The records below must be transcribed exactly. Do not include the pictures.

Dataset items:
● ● ● ●
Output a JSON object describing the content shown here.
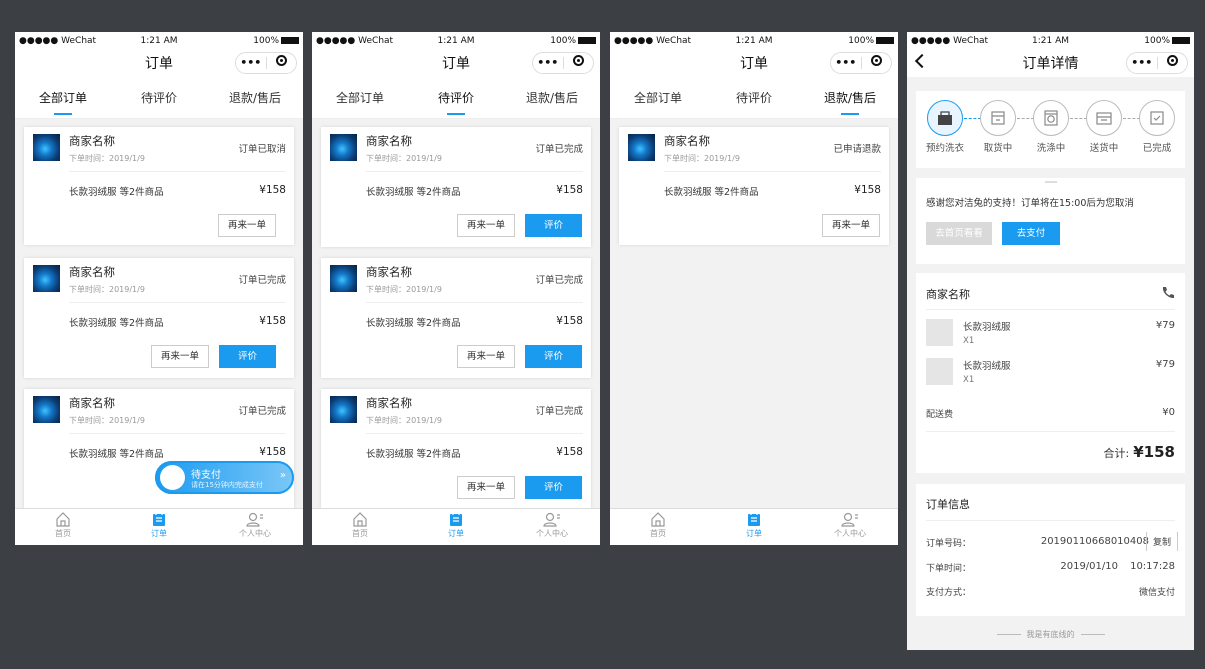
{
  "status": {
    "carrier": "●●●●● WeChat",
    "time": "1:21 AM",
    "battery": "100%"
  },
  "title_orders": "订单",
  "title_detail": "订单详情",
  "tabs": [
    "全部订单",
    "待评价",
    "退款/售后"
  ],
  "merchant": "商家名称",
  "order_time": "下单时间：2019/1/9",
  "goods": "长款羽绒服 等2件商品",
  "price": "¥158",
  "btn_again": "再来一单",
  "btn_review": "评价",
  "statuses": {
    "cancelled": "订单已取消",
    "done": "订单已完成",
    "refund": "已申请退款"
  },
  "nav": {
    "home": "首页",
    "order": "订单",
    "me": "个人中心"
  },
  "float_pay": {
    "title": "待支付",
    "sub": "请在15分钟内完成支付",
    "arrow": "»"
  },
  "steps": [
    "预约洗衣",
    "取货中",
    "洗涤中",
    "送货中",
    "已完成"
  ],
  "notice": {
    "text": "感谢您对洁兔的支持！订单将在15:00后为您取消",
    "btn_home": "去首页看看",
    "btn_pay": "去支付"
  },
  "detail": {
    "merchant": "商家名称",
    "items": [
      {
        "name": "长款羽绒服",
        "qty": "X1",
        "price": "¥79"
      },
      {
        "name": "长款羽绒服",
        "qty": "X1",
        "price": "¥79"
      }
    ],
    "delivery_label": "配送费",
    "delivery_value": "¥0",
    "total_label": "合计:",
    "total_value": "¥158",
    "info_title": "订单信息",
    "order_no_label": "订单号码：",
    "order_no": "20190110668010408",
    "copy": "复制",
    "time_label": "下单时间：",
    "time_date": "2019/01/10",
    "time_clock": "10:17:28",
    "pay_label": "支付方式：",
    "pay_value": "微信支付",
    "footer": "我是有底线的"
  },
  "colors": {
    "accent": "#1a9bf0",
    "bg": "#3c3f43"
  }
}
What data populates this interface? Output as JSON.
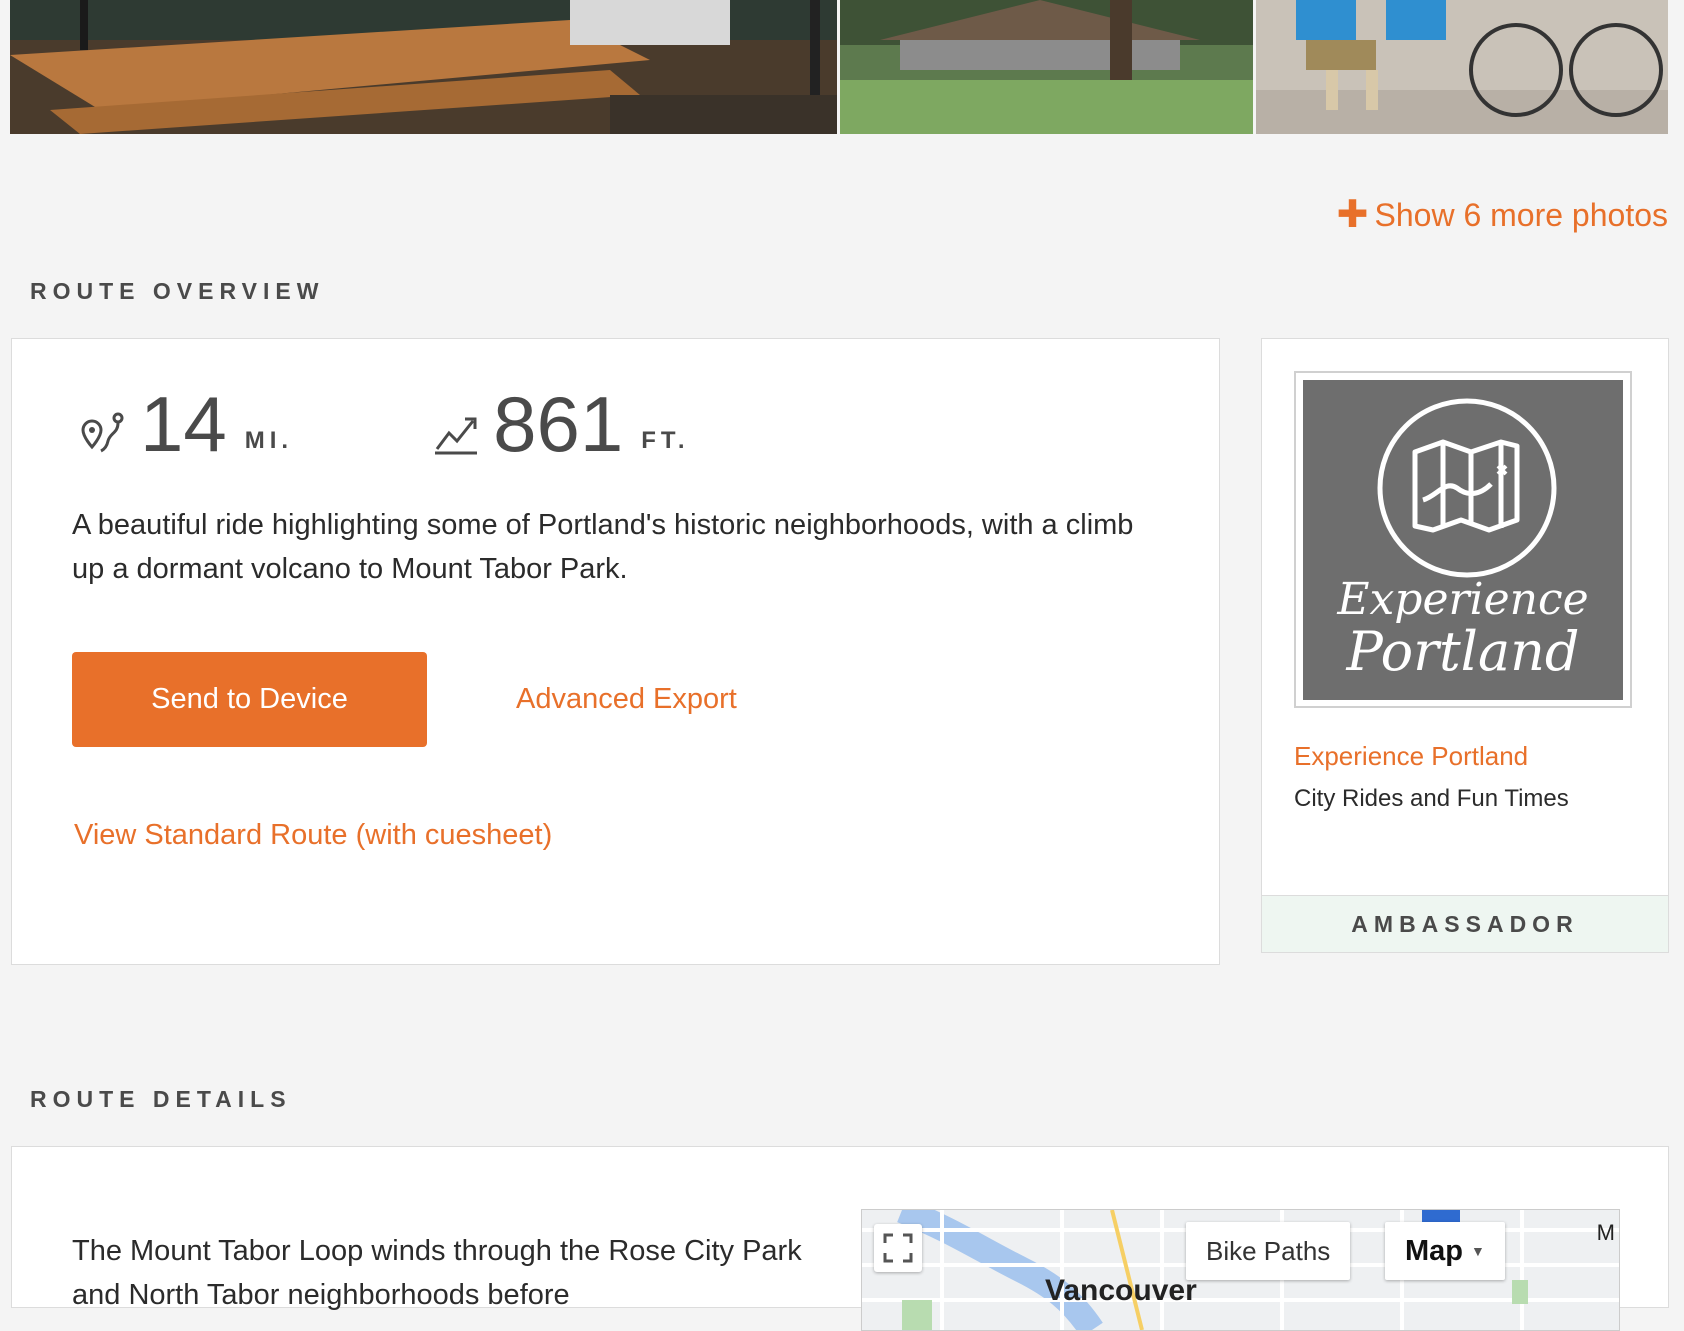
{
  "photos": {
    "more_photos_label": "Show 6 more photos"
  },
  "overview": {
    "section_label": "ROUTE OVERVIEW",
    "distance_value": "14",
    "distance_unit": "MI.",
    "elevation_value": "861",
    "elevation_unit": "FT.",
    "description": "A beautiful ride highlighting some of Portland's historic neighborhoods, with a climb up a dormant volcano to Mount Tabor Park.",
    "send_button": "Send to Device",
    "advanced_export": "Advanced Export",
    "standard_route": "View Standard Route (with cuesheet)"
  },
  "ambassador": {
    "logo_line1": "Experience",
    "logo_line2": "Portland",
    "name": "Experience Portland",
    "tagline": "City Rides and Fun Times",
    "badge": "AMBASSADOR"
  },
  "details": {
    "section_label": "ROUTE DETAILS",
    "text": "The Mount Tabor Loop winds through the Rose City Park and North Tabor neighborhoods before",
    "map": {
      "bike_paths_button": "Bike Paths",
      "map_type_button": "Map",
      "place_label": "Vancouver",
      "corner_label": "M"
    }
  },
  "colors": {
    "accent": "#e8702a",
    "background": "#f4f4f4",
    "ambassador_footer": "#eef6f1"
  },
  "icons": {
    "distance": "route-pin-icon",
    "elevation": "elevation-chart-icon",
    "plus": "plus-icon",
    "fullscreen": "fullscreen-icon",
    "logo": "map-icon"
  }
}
● ● ● ●
EXERCISE SOLUTION:
Output a JSON object describing the content shown here.
{
  "status": {
    "carrier": "●●●●● WeChat",
    "time": "1:21 AM",
    "battery": "100%"
  },
  "title_orders": "订单",
  "title_detail": "订单详情",
  "tabs": [
    "全部订单",
    "待评价",
    "退款/售后"
  ],
  "merchant": "商家名称",
  "order_time": "下单时间：2019/1/9",
  "goods": "长款羽绒服 等2件商品",
  "price": "¥158",
  "btn_again": "再来一单",
  "btn_review": "评价",
  "statuses": {
    "cancelled": "订单已取消",
    "done": "订单已完成",
    "refund": "已申请退款"
  },
  "nav": {
    "home": "首页",
    "order": "订单",
    "me": "个人中心"
  },
  "float_pay": {
    "title": "待支付",
    "sub": "请在15分钟内完成支付",
    "arrow": "»"
  },
  "steps": [
    "预约洗衣",
    "取货中",
    "洗涤中",
    "送货中",
    "已完成"
  ],
  "notice": {
    "text": "感谢您对洁兔的支持！订单将在15:00后为您取消",
    "btn_home": "去首页看看",
    "btn_pay": "去支付"
  },
  "detail": {
    "merchant": "商家名称",
    "items": [
      {
        "name": "长款羽绒服",
        "qty": "X1",
        "price": "¥79"
      },
      {
        "name": "长款羽绒服",
        "qty": "X1",
        "price": "¥79"
      }
    ],
    "delivery_label": "配送费",
    "delivery_value": "¥0",
    "total_label": "合计:",
    "total_value": "¥158",
    "info_title": "订单信息",
    "order_no_label": "订单号码：",
    "order_no": "20190110668010408",
    "copy": "复制",
    "time_label": "下单时间：",
    "time_date": "2019/01/10",
    "time_clock": "10:17:28",
    "pay_label": "支付方式：",
    "pay_value": "微信支付",
    "footer": "我是有底线的"
  },
  "colors": {
    "accent": "#1a9bf0",
    "bg": "#3c3f43"
  }
}
What data populates this interface? Output as JSON.
{
  "photos": {
    "more_photos_label": "Show 6 more photos"
  },
  "overview": {
    "section_label": "ROUTE OVERVIEW",
    "distance_value": "14",
    "distance_unit": "MI.",
    "elevation_value": "861",
    "elevation_unit": "FT.",
    "description": "A beautiful ride highlighting some of Portland's historic neighborhoods, with a climb up a dormant volcano to Mount Tabor Park.",
    "send_button": "Send to Device",
    "advanced_export": "Advanced Export",
    "standard_route": "View Standard Route (with cuesheet)"
  },
  "ambassador": {
    "logo_line1": "Experience",
    "logo_line2": "Portland",
    "name": "Experience Portland",
    "tagline": "City Rides and Fun Times",
    "badge": "AMBASSADOR"
  },
  "details": {
    "section_label": "ROUTE DETAILS",
    "text": "The Mount Tabor Loop winds through the Rose City Park and North Tabor neighborhoods before",
    "map": {
      "bike_paths_button": "Bike Paths",
      "map_type_button": "Map",
      "place_label": "Vancouver",
      "corner_label": "M"
    }
  },
  "colors": {
    "accent": "#e8702a",
    "background": "#f4f4f4",
    "ambassador_footer": "#eef6f1"
  },
  "icons": {
    "distance": "route-pin-icon",
    "elevation": "elevation-chart-icon",
    "plus": "plus-icon",
    "fullscreen": "fullscreen-icon",
    "logo": "map-icon"
  }
}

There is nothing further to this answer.